▶ _What to produce_
Read the records and gather each line that includes "verified".

▶ _Data supplied_
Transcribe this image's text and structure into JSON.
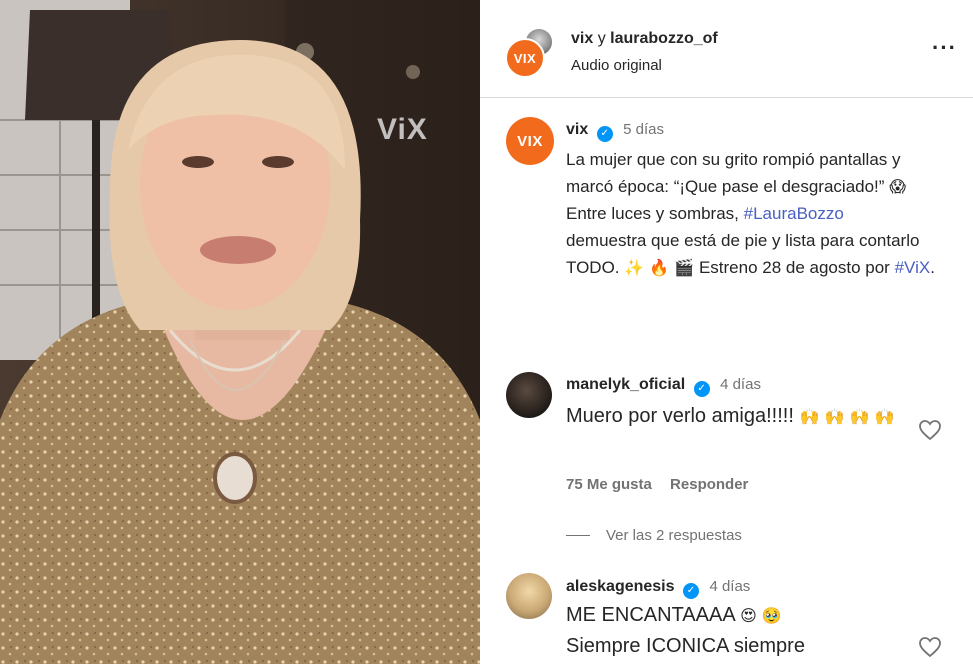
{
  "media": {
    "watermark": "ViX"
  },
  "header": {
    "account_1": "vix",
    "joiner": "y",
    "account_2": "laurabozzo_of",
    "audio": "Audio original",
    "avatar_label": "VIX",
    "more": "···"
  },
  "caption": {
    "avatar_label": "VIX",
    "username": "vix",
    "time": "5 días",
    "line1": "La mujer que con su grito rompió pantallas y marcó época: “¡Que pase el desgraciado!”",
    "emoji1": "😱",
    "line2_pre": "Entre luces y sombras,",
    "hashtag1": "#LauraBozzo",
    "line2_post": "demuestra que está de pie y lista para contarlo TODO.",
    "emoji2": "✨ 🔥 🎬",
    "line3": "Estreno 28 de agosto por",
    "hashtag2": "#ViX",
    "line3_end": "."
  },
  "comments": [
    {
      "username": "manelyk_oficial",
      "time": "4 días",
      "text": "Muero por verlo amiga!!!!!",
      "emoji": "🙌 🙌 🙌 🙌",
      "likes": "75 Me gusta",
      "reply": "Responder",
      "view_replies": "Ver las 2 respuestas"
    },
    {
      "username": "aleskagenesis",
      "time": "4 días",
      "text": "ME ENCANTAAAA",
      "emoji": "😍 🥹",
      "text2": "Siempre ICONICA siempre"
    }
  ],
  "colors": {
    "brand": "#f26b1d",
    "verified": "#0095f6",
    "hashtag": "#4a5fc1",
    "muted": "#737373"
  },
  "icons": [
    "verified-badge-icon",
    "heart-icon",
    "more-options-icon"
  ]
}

▶ _Output_
    "verified": "#0095f6",
    "verified-badge-icon",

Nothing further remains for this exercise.